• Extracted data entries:
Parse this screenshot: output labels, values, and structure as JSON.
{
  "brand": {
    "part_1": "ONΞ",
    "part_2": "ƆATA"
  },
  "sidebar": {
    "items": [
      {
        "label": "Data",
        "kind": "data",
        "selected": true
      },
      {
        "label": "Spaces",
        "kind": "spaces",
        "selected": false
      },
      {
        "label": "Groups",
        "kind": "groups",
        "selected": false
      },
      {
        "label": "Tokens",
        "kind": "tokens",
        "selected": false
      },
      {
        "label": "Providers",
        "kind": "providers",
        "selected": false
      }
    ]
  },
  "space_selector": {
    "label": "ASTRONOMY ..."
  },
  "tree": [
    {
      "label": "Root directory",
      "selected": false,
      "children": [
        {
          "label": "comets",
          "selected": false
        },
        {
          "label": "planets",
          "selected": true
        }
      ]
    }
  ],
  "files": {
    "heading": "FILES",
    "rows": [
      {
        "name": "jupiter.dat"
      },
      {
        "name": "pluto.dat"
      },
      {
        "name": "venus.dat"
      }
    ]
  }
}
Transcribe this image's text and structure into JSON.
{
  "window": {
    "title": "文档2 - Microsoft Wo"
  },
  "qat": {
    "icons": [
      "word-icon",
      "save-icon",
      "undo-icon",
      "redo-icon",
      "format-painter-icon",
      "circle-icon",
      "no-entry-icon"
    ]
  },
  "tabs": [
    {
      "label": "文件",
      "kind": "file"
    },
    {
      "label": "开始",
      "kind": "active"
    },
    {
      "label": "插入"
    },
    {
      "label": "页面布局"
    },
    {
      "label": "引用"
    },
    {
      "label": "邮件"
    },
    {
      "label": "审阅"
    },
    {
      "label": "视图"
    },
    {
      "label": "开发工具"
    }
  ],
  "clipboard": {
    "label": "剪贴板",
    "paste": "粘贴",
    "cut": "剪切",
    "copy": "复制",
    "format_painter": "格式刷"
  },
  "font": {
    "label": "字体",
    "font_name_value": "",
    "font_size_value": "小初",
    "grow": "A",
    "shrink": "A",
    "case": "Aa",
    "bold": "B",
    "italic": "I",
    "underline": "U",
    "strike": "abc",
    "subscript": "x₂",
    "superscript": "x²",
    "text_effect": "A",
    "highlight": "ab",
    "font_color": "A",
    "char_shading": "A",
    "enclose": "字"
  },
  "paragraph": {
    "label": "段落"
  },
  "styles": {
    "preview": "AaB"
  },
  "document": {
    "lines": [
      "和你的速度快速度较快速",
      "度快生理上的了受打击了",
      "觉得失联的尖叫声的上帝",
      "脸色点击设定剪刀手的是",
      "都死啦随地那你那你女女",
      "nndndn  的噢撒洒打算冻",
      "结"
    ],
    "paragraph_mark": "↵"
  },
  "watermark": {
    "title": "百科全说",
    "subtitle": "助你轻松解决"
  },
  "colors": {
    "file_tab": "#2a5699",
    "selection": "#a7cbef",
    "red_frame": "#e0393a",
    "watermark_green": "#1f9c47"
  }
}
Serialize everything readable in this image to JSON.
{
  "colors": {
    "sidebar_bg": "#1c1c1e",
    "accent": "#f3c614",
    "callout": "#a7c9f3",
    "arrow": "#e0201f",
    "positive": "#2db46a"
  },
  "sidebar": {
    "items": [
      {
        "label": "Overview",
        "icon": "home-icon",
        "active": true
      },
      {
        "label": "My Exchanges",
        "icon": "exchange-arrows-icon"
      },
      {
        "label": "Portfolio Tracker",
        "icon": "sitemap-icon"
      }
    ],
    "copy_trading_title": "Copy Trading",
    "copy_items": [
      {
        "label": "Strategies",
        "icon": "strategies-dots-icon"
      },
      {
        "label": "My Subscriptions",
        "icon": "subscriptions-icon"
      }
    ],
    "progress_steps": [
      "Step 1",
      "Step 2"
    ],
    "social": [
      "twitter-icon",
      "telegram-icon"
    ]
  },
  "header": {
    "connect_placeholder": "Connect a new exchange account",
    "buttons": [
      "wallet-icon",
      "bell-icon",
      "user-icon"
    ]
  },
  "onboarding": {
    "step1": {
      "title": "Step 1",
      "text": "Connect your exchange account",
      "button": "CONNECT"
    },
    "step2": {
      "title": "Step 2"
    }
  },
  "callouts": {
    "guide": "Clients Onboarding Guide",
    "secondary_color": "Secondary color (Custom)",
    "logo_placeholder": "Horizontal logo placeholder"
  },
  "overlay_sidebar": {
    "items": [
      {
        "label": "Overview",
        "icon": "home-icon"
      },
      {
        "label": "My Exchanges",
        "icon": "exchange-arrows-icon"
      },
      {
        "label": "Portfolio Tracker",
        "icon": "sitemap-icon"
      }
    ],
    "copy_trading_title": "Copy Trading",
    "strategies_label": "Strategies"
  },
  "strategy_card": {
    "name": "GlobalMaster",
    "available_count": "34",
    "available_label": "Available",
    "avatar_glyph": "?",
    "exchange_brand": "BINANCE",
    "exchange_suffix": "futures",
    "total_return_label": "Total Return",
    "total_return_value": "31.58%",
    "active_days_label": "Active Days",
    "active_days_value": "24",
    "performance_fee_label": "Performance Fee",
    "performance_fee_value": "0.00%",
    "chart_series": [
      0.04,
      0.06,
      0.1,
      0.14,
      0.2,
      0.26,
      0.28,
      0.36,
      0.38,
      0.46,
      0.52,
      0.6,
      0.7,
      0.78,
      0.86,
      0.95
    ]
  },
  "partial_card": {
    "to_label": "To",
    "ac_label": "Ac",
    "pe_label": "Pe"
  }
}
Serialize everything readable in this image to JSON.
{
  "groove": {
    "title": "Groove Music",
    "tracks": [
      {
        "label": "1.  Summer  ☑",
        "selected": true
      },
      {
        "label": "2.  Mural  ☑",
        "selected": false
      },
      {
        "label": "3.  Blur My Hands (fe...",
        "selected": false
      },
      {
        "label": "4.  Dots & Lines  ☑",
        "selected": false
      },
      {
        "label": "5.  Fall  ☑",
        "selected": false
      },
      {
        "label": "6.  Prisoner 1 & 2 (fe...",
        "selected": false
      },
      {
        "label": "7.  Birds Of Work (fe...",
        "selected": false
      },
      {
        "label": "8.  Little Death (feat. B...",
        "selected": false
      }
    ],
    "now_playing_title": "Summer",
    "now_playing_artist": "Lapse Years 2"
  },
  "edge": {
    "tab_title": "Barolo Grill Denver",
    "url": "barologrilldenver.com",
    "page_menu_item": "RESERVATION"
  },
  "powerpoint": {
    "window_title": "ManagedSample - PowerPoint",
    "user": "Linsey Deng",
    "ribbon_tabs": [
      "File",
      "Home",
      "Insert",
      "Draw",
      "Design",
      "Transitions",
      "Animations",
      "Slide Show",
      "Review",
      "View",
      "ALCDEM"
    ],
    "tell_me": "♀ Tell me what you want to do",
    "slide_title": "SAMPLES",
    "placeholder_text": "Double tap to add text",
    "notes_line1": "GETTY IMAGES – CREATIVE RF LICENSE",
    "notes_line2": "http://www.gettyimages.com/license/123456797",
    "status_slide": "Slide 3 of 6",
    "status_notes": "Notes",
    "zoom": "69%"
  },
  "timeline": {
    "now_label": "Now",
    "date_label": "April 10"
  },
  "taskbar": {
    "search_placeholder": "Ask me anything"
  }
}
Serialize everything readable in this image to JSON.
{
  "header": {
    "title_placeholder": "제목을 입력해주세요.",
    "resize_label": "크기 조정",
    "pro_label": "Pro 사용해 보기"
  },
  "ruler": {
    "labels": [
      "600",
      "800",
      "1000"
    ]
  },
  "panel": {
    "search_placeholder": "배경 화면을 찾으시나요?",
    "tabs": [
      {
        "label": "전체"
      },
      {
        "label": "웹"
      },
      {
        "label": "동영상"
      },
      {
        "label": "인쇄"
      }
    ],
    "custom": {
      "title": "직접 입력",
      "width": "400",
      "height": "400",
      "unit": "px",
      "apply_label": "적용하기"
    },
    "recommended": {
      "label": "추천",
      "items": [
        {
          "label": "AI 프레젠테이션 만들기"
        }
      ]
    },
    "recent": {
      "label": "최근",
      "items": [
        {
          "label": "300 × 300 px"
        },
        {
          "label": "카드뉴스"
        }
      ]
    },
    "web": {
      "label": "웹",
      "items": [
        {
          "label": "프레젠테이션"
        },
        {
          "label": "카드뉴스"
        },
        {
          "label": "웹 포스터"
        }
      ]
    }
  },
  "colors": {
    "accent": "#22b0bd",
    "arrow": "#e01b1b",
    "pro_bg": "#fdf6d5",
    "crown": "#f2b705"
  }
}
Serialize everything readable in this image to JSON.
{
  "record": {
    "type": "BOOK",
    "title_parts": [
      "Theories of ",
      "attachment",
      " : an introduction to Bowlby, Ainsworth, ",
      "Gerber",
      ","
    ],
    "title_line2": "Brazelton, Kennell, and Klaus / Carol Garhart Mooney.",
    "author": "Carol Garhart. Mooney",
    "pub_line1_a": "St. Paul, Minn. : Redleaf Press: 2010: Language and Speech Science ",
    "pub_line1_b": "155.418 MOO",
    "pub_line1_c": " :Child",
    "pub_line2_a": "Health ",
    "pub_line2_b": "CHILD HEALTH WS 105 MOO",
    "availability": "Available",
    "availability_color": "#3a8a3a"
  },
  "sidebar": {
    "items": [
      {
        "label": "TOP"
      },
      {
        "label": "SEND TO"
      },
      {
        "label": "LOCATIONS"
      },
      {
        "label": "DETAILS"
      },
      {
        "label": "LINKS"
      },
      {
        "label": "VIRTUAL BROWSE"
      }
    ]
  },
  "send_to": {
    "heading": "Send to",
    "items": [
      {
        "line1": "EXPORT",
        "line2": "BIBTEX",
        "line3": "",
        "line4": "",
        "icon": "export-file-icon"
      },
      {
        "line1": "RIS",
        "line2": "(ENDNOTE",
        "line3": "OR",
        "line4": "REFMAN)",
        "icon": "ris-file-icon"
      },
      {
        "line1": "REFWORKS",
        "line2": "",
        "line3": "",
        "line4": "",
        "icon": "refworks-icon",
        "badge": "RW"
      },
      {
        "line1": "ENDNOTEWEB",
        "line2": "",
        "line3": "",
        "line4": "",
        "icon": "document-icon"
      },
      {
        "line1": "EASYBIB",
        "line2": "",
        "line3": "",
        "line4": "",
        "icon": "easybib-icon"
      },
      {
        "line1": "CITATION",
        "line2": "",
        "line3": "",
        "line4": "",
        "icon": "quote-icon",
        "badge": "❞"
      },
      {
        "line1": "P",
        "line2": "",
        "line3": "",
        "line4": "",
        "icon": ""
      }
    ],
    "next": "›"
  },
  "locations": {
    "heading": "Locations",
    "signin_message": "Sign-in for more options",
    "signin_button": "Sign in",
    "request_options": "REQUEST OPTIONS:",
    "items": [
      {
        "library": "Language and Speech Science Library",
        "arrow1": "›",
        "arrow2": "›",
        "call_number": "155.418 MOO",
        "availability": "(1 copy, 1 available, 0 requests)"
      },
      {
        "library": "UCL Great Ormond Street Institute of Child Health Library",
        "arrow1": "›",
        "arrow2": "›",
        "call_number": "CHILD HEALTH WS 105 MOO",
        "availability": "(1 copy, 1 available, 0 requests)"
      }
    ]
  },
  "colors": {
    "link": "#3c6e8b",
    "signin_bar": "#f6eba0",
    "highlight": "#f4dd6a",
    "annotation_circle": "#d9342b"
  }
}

• PROBLEM REQUIREMENTS: Identify the lines that contain the string "kind", and copy every one of them.

• EXPECTED ANSWER:
        "kind": "data",
        "kind": "spaces",
        "kind": "groups",
        "kind": "tokens",
        "kind": "providers",
      "kind": "file"
      "kind": "active"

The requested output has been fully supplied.